### WORKING DATA
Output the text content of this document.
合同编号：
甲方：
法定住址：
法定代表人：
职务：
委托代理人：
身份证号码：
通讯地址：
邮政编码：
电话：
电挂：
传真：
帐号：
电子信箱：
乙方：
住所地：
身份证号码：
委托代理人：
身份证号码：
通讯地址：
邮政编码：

### WHAT YOU ARE ASKED TO DO
Reproduce the whole listing word for word.

### EXERCISE RESPONSE
Output the text content of this document.
合同编号：
甲方：
法定住址：
法定代表人：
职务：
委托代理人：
身份证号码：
通讯地址：
邮政编码：
电话：
电挂：
传真：
帐号：
电子信箱：
乙方：
住所地：
身份证号码：
委托代理人：
身份证号码：
通讯地址：
邮政编码：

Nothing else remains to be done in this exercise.